■ **Task brief**:
Take all the material and copy it exactly.

■ **Figure dataset records**:
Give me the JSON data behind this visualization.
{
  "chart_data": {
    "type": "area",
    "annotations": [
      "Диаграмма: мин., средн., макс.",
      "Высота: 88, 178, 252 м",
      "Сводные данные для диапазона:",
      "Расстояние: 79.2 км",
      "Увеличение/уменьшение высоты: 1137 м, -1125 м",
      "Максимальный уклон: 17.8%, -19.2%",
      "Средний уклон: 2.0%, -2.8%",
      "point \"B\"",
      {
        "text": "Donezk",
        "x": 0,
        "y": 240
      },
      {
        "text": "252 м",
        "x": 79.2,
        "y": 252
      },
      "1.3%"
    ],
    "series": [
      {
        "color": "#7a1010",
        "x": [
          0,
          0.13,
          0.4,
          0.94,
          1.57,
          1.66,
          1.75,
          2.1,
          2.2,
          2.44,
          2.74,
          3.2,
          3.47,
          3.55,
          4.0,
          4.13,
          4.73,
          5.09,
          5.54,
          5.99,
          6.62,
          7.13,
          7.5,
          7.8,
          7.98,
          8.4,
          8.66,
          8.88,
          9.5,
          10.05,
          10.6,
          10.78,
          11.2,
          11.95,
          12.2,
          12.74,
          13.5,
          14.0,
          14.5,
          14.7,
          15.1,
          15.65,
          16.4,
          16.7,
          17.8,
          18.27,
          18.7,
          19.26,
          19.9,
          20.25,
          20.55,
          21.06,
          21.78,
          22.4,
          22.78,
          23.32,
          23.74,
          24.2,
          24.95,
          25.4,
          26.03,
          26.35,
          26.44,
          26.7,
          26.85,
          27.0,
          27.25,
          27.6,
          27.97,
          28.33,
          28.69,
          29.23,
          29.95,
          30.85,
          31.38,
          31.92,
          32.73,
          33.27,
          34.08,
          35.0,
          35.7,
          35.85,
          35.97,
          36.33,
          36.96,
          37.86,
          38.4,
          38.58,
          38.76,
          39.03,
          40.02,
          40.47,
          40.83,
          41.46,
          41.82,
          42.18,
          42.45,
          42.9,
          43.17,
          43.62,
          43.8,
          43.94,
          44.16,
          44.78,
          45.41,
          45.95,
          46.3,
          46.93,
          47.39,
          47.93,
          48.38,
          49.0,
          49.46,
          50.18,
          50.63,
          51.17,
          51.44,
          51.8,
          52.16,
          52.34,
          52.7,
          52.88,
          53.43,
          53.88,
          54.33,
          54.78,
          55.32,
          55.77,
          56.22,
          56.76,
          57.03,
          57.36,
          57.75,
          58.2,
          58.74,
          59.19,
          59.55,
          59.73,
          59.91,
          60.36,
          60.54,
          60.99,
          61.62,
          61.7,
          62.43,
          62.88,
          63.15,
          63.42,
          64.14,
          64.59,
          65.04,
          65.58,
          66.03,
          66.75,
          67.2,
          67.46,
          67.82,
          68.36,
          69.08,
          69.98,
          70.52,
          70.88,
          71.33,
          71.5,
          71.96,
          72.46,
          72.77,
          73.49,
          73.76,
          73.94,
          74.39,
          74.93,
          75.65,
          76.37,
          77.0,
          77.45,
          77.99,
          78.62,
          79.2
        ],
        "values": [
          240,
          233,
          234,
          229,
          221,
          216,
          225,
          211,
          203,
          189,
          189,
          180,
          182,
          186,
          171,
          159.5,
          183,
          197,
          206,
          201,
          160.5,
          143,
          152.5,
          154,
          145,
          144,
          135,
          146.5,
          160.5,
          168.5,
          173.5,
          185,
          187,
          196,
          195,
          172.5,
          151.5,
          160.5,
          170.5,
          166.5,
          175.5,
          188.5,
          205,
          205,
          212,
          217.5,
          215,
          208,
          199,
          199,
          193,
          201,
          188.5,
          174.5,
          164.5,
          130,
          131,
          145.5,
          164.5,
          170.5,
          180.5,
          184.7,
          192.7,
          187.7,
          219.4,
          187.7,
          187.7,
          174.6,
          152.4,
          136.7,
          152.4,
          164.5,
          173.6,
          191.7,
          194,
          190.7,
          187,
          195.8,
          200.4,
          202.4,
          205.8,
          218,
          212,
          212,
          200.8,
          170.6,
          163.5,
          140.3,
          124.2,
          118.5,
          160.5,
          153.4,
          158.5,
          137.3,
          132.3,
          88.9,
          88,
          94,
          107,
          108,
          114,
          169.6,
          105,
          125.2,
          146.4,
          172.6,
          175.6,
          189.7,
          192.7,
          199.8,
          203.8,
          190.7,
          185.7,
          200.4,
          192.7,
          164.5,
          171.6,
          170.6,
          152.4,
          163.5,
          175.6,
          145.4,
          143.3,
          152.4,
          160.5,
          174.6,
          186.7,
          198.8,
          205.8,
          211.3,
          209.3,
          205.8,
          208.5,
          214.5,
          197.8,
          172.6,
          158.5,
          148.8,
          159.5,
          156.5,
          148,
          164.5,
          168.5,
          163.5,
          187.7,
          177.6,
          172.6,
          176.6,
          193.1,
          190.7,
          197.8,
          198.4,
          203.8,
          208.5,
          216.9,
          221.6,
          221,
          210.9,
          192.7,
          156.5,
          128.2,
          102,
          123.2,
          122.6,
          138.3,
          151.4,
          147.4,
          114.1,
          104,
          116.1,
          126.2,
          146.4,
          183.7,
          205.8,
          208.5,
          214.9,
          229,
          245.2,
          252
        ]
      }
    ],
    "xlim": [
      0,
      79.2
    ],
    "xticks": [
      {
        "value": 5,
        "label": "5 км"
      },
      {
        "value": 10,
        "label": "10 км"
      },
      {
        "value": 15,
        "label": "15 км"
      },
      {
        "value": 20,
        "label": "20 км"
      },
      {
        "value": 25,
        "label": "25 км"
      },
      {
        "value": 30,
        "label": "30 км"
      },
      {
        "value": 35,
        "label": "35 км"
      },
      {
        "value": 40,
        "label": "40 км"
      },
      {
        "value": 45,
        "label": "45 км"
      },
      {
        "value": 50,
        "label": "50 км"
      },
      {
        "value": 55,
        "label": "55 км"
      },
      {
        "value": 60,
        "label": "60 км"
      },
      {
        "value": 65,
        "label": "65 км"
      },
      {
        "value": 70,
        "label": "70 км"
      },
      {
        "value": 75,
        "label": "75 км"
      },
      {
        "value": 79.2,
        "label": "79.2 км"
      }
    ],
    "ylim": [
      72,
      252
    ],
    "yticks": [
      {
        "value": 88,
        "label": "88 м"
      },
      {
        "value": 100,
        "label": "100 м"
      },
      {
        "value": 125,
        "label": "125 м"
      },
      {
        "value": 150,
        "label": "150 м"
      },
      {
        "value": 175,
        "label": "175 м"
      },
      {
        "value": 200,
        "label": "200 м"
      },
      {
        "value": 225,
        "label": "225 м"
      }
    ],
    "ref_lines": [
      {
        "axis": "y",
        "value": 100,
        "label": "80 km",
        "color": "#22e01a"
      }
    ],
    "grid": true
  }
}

■ **Answer to the task**:
Give me the JSON data behind this visualization.
{
  "chart_data": {
    "type": "area",
    "annotations": [
      "Диаграмма: мин., средн., макс.",
      "Высота: 88, 178, 252 м",
      "Сводные данные для диапазона:",
      "Расстояние: 79.2 км",
      "Увеличение/уменьшение высоты: 1137 м, -1125 м",
      "Максимальный уклон: 17.8%, -19.2%",
      "Средний уклон: 2.0%, -2.8%",
      "point \"B\"",
      {
        "text": "Donezk",
        "x": 0,
        "y": 240
      },
      {
        "text": "252 м",
        "x": 79.2,
        "y": 252
      },
      "1.3%"
    ],
    "series": [
      {
        "color": "#7a1010",
        "x": [
          0,
          0.13,
          0.4,
          0.94,
          1.57,
          1.66,
          1.75,
          2.1,
          2.2,
          2.44,
          2.74,
          3.2,
          3.47,
          3.55,
          4.0,
          4.13,
          4.73,
          5.09,
          5.54,
          5.99,
          6.62,
          7.13,
          7.5,
          7.8,
          7.98,
          8.4,
          8.66,
          8.88,
          9.5,
          10.05,
          10.6,
          10.78,
          11.2,
          11.95,
          12.2,
          12.74,
          13.5,
          14.0,
          14.5,
          14.7,
          15.1,
          15.65,
          16.4,
          16.7,
          17.8,
          18.27,
          18.7,
          19.26,
          19.9,
          20.25,
          20.55,
          21.06,
          21.78,
          22.4,
          22.78,
          23.32,
          23.74,
          24.2,
          24.95,
          25.4,
          26.03,
          26.35,
          26.44,
          26.7,
          26.85,
          27.0,
          27.25,
          27.6,
          27.97,
          28.33,
          28.69,
          29.23,
          29.95,
          30.85,
          31.38,
          31.92,
          32.73,
          33.27,
          34.08,
          35.0,
          35.7,
          35.85,
          35.97,
          36.33,
          36.96,
          37.86,
          38.4,
          38.58,
          38.76,
          39.03,
          40.02,
          40.47,
          40.83,
          41.46,
          41.82,
          42.18,
          42.45,
          42.9,
          43.17,
          43.62,
          43.8,
          43.94,
          44.16,
          44.78,
          45.41,
          45.95,
          46.3,
          46.93,
          47.39,
          47.93,
          48.38,
          49.0,
          49.46,
          50.18,
          50.63,
          51.17,
          51.44,
          51.8,
          52.16,
          52.34,
          52.7,
          52.88,
          53.43,
          53.88,
          54.33,
          54.78,
          55.32,
          55.77,
          56.22,
          56.76,
          57.03,
          57.36,
          57.75,
          58.2,
          58.74,
          59.19,
          59.55,
          59.73,
          59.91,
          60.36,
          60.54,
          60.99,
          61.62,
          61.7,
          62.43,
          62.88,
          63.15,
          63.42,
          64.14,
          64.59,
          65.04,
          65.58,
          66.03,
          66.75,
          67.2,
          67.46,
          67.82,
          68.36,
          69.08,
          69.98,
          70.52,
          70.88,
          71.33,
          71.5,
          71.96,
          72.46,
          72.77,
          73.49,
          73.76,
          73.94,
          74.39,
          74.93,
          75.65,
          76.37,
          77.0,
          77.45,
          77.99,
          78.62,
          79.2
        ],
        "values": [
          240,
          233,
          234,
          229,
          221,
          216,
          225,
          211,
          203,
          189,
          189,
          180,
          182,
          186,
          171,
          159.5,
          183,
          197,
          206,
          201,
          160.5,
          143,
          152.5,
          154,
          145,
          144,
          135,
          146.5,
          160.5,
          168.5,
          173.5,
          185,
          187,
          196,
          195,
          172.5,
          151.5,
          160.5,
          170.5,
          166.5,
          175.5,
          188.5,
          205,
          205,
          212,
          217.5,
          215,
          208,
          199,
          199,
          193,
          201,
          188.5,
          174.5,
          164.5,
          130,
          131,
          145.5,
          164.5,
          170.5,
          180.5,
          184.7,
          192.7,
          187.7,
          219.4,
          187.7,
          187.7,
          174.6,
          152.4,
          136.7,
          152.4,
          164.5,
          173.6,
          191.7,
          194,
          190.7,
          187,
          195.8,
          200.4,
          202.4,
          205.8,
          218,
          212,
          212,
          200.8,
          170.6,
          163.5,
          140.3,
          124.2,
          118.5,
          160.5,
          153.4,
          158.5,
          137.3,
          132.3,
          88.9,
          88,
          94,
          107,
          108,
          114,
          169.6,
          105,
          125.2,
          146.4,
          172.6,
          175.6,
          189.7,
          192.7,
          199.8,
          203.8,
          190.7,
          185.7,
          200.4,
          192.7,
          164.5,
          171.6,
          170.6,
          152.4,
          163.5,
          175.6,
          145.4,
          143.3,
          152.4,
          160.5,
          174.6,
          186.7,
          198.8,
          205.8,
          211.3,
          209.3,
          205.8,
          208.5,
          214.5,
          197.8,
          172.6,
          158.5,
          148.8,
          159.5,
          156.5,
          148,
          164.5,
          168.5,
          163.5,
          187.7,
          177.6,
          172.6,
          176.6,
          193.1,
          190.7,
          197.8,
          198.4,
          203.8,
          208.5,
          216.9,
          221.6,
          221,
          210.9,
          192.7,
          156.5,
          128.2,
          102,
          123.2,
          122.6,
          138.3,
          151.4,
          147.4,
          114.1,
          104,
          116.1,
          126.2,
          146.4,
          183.7,
          205.8,
          208.5,
          214.9,
          229,
          245.2,
          252
        ]
      }
    ],
    "xlim": [
      0,
      79.2
    ],
    "xticks": [
      {
        "value": 5,
        "label": "5 км"
      },
      {
        "value": 10,
        "label": "10 км"
      },
      {
        "value": 15,
        "label": "15 км"
      },
      {
        "value": 20,
        "label": "20 км"
      },
      {
        "value": 25,
        "label": "25 км"
      },
      {
        "value": 30,
        "label": "30 км"
      },
      {
        "value": 35,
        "label": "35 км"
      },
      {
        "value": 40,
        "label": "40 км"
      },
      {
        "value": 45,
        "label": "45 км"
      },
      {
        "value": 50,
        "label": "50 км"
      },
      {
        "value": 55,
        "label": "55 км"
      },
      {
        "value": 60,
        "label": "60 км"
      },
      {
        "value": 65,
        "label": "65 км"
      },
      {
        "value": 70,
        "label": "70 км"
      },
      {
        "value": 75,
        "label": "75 км"
      },
      {
        "value": 79.2,
        "label": "79.2 км"
      }
    ],
    "ylim": [
      72,
      252
    ],
    "yticks": [
      {
        "value": 88,
        "label": "88 м"
      },
      {
        "value": 100,
        "label": "100 м"
      },
      {
        "value": 125,
        "label": "125 м"
      },
      {
        "value": 150,
        "label": "150 м"
      },
      {
        "value": 175,
        "label": "175 м"
      },
      {
        "value": 200,
        "label": "200 м"
      },
      {
        "value": 225,
        "label": "225 м"
      }
    ],
    "ref_lines": [
      {
        "axis": "y",
        "value": 100,
        "label": "80 km",
        "color": "#22e01a"
      }
    ],
    "grid": true
  }
}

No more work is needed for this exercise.